_Task details_.
Only a number is wanted: the count of lines in this listing that contain "price".

Records from a collection of figures
--*--
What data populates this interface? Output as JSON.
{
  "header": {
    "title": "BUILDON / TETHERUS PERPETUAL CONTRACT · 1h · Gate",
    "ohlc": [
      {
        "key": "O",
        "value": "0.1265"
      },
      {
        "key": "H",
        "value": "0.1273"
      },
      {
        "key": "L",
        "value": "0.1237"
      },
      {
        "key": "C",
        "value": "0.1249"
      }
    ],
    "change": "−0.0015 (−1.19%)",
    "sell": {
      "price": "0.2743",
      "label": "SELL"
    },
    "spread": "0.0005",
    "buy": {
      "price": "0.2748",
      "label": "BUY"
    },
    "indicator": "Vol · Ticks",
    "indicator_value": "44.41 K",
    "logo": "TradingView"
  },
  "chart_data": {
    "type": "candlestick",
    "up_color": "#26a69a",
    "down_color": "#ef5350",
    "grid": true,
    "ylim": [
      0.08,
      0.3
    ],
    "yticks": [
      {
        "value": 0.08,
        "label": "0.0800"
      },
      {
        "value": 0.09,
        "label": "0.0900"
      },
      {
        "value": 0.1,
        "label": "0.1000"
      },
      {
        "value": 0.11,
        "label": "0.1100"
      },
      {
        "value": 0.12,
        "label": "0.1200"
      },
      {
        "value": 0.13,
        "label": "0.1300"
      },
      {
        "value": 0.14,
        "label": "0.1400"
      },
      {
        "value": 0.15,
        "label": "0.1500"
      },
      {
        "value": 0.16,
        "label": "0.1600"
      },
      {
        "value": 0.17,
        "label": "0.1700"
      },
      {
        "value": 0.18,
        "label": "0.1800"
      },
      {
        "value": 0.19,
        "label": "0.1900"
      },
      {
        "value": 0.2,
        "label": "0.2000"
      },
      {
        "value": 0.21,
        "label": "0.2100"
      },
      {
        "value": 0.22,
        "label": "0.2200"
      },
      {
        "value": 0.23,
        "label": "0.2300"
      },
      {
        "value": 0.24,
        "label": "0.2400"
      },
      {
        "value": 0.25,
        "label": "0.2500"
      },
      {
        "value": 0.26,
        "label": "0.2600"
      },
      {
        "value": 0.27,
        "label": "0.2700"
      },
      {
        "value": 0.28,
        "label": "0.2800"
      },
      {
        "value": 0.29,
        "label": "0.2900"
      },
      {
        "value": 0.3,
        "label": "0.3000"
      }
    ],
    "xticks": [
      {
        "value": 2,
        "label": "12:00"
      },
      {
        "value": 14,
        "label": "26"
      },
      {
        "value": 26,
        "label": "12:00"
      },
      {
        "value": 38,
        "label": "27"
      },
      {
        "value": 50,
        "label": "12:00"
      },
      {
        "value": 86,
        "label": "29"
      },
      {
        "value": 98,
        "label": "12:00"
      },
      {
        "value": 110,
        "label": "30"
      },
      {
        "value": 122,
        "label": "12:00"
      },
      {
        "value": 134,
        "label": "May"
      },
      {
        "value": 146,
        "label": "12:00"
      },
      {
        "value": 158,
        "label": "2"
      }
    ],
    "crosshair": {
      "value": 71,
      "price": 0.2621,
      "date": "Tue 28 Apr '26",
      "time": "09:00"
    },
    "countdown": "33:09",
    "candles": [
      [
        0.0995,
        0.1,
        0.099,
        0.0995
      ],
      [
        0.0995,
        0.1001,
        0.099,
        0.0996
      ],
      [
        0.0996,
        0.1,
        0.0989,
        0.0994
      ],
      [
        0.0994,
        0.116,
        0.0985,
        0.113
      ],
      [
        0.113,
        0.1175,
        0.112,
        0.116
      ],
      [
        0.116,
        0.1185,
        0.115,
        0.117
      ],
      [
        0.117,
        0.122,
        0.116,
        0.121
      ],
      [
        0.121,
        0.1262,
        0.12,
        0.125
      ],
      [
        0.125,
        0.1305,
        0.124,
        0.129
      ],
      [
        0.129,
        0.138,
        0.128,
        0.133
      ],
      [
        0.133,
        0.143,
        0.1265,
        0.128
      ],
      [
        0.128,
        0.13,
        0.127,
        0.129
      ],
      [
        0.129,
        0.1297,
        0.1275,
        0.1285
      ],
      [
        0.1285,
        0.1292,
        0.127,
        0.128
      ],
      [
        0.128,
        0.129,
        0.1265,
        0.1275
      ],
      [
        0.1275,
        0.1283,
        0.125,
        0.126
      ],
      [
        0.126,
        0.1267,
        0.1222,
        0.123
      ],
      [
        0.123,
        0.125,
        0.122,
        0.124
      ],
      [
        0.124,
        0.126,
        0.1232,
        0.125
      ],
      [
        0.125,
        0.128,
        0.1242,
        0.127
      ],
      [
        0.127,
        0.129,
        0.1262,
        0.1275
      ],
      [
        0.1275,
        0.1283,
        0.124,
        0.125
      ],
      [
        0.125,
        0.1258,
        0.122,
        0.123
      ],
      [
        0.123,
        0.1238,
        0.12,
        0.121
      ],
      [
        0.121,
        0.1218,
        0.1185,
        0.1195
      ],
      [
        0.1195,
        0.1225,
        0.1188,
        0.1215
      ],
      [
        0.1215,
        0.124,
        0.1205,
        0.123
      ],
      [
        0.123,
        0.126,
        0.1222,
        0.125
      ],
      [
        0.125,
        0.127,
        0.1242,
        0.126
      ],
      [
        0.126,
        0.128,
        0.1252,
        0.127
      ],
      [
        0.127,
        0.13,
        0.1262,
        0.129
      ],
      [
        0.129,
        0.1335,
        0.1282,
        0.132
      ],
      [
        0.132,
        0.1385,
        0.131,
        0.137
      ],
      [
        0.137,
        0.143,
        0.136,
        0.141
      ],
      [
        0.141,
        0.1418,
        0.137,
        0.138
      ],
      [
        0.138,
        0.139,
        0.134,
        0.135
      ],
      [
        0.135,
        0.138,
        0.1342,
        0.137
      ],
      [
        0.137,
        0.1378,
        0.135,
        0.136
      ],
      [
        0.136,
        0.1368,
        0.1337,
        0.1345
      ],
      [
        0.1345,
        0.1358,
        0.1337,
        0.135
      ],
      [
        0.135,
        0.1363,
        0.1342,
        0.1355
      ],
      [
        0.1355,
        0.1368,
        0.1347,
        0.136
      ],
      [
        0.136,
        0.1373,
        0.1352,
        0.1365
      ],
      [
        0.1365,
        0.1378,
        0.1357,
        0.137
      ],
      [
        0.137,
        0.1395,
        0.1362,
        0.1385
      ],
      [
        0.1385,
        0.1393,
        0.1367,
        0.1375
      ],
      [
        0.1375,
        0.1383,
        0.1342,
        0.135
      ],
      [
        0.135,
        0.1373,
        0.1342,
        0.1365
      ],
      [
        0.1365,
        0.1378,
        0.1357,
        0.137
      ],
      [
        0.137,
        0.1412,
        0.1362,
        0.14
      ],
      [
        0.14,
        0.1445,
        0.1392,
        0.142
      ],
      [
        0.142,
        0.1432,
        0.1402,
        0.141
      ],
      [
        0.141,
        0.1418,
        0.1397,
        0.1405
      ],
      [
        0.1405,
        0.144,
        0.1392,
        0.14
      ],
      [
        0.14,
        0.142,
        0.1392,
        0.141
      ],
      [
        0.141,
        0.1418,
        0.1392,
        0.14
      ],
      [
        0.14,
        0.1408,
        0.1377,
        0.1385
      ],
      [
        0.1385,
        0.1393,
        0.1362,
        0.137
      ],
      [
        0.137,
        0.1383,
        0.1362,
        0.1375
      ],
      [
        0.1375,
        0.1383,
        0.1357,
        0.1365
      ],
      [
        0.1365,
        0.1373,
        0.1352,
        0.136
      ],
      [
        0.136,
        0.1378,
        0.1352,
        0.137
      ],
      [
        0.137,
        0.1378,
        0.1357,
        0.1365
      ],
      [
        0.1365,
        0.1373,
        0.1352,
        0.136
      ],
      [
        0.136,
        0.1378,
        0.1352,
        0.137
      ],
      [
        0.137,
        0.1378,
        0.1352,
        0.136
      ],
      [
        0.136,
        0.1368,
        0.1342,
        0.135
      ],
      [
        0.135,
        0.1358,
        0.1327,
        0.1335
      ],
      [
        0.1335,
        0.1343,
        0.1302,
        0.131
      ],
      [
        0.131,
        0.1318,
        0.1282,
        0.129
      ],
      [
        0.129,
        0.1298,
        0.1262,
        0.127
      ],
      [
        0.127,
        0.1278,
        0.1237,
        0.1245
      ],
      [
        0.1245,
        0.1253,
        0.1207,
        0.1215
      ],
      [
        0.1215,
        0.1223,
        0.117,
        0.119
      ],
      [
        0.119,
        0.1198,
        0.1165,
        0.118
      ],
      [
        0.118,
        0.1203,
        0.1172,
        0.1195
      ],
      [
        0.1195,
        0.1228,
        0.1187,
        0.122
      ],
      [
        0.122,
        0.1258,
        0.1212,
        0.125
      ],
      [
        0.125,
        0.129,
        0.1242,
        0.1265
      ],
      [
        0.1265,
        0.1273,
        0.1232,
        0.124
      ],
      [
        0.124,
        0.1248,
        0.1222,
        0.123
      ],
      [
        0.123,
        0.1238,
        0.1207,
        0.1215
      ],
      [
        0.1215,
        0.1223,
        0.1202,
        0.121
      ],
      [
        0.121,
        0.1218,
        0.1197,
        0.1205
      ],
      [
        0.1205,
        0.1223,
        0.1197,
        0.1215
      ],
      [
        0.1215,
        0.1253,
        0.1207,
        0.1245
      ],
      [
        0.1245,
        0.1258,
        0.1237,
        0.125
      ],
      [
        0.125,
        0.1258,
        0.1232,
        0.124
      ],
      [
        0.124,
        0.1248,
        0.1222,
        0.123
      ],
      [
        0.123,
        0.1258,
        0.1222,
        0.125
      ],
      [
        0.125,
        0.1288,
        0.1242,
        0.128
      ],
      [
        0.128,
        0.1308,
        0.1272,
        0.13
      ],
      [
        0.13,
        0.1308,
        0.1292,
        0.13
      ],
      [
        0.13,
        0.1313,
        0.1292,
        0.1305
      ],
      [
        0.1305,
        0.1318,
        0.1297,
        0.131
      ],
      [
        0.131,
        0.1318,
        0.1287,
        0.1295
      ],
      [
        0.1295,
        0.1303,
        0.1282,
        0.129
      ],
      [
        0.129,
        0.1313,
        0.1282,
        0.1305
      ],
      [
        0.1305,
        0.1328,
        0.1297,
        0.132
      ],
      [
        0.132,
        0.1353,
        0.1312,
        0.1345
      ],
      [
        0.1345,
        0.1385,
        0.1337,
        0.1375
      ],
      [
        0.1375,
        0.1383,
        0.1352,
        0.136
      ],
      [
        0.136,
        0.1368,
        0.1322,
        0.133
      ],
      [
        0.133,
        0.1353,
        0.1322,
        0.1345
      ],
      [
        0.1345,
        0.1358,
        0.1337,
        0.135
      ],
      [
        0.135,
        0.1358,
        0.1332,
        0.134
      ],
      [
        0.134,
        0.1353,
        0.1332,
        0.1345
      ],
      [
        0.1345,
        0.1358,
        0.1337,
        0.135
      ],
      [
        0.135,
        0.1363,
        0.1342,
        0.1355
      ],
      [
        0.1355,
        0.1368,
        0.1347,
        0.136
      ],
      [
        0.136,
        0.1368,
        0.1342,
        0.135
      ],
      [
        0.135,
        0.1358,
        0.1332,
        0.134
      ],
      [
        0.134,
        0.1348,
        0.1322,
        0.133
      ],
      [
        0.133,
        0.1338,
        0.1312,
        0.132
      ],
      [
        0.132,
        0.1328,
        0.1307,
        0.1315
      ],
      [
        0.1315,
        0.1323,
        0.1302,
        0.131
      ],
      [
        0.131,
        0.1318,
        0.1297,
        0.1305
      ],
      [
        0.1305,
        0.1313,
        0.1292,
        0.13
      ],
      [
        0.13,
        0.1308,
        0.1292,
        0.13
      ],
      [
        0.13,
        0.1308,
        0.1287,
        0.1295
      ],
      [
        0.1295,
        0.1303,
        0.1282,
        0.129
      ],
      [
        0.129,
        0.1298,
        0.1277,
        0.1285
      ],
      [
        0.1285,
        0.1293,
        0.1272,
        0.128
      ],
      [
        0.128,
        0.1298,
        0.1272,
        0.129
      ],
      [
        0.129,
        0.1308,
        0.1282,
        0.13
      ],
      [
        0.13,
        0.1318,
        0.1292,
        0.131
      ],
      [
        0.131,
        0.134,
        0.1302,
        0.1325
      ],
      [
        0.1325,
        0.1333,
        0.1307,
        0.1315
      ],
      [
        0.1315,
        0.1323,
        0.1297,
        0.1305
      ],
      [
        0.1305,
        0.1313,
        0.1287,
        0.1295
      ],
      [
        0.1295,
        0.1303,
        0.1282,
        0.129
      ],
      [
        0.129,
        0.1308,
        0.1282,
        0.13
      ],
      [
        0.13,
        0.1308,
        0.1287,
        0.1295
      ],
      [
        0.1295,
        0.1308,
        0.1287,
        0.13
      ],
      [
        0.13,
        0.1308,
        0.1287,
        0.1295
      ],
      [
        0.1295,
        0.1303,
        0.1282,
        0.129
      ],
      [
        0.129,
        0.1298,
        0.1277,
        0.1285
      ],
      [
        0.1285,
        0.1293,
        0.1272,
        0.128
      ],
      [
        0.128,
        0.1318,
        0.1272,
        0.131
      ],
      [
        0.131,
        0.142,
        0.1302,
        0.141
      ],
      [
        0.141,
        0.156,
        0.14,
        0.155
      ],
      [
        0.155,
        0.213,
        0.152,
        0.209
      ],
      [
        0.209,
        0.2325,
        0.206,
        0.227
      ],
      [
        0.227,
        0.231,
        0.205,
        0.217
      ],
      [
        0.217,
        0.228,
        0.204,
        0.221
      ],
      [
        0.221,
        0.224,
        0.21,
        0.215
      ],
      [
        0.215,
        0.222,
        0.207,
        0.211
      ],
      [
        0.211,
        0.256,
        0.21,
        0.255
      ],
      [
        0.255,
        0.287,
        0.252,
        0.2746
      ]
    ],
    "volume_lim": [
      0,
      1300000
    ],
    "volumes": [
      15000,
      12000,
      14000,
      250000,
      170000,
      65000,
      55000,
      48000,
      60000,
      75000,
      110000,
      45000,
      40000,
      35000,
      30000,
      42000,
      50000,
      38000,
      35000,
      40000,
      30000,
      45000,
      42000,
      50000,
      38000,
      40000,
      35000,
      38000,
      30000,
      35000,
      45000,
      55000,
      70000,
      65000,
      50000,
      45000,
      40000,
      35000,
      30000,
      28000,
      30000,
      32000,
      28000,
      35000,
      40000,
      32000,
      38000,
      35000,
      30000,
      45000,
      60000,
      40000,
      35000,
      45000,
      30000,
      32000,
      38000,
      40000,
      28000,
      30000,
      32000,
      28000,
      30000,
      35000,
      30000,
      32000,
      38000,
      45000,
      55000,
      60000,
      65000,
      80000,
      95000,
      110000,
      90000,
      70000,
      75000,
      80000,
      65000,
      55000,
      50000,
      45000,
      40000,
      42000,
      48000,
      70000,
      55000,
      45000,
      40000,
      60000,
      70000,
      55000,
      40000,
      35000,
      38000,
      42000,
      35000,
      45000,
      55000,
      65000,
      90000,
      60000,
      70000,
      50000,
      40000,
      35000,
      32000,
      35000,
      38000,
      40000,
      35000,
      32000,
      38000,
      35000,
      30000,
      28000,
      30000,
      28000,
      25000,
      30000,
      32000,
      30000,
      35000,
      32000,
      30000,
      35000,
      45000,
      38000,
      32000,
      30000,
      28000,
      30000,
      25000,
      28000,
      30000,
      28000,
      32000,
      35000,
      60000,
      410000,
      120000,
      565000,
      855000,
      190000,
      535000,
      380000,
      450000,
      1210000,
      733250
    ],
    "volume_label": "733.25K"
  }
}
--*--
_Result of the exercise_.
3